■ Task description ■
Pick out every line holding the string "Složka" and copy it.

_____

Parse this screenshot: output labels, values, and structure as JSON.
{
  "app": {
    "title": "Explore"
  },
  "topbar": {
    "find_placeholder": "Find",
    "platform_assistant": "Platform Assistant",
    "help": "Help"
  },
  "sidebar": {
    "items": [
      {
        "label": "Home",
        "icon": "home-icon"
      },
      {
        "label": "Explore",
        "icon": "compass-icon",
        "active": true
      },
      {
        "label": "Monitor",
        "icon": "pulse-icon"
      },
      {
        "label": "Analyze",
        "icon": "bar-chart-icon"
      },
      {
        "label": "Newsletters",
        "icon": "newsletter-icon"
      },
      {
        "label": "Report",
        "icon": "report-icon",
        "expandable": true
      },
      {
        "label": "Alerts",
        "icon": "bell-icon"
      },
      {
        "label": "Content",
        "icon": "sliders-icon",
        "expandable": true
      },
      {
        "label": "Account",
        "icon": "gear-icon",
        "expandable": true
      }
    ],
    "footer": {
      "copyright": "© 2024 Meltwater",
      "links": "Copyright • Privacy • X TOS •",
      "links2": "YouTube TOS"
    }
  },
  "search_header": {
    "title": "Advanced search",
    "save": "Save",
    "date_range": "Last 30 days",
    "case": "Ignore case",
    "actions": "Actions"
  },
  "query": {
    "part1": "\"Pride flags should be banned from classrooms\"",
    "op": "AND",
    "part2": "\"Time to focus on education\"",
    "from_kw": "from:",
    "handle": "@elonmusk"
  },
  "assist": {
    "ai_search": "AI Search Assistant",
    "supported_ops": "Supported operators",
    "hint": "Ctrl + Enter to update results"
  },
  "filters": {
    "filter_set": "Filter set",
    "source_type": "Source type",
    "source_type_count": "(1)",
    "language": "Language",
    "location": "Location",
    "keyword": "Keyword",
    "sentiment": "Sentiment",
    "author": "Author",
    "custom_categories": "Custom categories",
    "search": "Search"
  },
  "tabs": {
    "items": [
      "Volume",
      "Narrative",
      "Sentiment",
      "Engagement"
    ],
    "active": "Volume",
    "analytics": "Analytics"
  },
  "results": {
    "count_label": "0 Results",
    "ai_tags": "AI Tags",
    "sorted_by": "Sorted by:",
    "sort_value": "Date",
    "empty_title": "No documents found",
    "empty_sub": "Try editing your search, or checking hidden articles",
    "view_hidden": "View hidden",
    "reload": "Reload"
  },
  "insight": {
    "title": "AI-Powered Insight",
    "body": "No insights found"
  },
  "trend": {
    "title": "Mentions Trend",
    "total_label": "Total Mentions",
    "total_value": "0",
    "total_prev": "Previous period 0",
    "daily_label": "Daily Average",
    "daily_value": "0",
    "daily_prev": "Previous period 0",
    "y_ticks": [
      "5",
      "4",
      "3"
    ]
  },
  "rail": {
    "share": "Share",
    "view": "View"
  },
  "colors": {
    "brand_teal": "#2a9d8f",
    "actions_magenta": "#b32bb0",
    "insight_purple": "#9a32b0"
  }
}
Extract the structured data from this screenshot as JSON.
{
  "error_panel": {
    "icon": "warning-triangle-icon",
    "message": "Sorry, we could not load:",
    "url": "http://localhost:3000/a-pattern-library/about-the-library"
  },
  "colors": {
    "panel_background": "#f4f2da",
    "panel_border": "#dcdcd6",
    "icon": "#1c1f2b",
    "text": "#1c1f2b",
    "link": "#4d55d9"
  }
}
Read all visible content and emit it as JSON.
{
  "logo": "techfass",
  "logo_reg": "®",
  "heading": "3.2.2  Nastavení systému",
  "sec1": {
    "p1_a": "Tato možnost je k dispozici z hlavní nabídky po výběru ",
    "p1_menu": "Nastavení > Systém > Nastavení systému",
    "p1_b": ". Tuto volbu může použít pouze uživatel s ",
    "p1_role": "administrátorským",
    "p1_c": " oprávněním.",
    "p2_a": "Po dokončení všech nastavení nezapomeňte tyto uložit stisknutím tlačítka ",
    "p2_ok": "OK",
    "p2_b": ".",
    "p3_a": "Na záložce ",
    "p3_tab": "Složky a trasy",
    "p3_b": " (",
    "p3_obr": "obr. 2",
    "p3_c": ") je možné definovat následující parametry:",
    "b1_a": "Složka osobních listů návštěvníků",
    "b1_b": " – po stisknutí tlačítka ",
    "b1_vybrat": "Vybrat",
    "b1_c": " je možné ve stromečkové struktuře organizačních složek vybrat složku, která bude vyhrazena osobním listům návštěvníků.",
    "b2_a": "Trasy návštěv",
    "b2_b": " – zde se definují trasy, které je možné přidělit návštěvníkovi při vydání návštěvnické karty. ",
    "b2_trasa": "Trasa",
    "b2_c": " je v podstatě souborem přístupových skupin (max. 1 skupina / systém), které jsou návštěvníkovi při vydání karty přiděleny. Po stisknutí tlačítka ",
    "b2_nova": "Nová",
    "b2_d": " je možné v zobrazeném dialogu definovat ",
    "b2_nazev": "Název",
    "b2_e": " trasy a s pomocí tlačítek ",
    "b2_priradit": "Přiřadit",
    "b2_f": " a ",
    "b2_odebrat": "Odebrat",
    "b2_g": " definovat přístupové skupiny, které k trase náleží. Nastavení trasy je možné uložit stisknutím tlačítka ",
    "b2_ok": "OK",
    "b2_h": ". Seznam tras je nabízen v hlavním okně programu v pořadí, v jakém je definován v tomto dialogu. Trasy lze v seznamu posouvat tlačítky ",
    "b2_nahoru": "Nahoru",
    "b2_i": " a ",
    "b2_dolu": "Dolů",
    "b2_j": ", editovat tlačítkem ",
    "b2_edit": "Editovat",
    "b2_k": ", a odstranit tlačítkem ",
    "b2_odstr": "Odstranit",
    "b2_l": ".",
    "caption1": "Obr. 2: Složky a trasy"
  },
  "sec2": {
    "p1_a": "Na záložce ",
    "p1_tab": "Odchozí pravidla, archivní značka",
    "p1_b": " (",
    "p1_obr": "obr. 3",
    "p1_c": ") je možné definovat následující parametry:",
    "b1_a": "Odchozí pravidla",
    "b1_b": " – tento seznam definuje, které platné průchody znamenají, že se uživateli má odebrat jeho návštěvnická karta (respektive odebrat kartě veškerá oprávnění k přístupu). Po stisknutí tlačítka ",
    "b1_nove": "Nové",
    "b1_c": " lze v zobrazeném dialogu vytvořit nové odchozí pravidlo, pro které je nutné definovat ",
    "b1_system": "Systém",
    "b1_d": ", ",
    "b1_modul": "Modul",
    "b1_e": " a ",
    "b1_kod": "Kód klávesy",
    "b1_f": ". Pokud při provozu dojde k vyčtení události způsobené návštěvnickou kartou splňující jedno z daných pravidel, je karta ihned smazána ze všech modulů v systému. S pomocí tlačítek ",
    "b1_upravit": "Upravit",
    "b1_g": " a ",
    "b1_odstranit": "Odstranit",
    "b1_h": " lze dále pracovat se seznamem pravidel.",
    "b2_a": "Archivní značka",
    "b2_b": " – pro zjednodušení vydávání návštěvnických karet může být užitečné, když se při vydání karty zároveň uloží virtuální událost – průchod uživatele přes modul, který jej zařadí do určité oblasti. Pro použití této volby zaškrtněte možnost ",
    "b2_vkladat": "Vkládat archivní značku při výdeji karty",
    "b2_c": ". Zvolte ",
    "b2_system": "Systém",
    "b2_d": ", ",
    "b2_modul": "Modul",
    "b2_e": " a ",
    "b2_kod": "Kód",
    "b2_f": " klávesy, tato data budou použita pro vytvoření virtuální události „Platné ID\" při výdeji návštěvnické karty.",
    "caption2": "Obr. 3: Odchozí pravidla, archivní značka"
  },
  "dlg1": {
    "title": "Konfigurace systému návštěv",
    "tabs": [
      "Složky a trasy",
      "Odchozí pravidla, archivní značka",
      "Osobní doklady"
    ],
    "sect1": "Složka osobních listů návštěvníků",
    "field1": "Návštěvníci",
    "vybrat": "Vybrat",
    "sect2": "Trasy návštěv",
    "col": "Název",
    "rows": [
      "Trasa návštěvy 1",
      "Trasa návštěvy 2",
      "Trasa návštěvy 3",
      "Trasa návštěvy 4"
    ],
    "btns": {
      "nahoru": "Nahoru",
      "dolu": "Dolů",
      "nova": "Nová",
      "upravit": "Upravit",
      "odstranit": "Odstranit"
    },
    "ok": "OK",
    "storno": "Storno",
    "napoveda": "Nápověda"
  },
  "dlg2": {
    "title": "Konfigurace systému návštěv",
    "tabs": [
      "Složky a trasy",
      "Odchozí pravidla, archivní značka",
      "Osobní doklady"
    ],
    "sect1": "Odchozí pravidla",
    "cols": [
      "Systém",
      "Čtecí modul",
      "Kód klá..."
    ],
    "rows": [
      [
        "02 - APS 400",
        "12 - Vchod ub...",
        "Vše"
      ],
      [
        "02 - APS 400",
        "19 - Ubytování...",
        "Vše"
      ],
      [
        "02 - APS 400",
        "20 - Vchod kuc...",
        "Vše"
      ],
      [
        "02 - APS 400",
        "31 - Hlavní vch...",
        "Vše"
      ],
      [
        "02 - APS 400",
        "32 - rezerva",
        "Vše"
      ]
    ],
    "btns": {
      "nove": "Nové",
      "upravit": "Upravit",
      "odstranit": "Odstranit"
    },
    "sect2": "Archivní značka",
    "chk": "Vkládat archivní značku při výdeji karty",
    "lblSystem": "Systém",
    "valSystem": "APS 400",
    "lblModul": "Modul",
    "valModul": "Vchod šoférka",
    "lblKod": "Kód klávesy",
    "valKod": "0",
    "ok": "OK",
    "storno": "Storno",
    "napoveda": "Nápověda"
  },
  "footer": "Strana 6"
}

_____

■ Final result ■
    "b1_a": "Složka osobních listů návštěvníků",
    "sect1": "Složka osobních listů návštěvníků",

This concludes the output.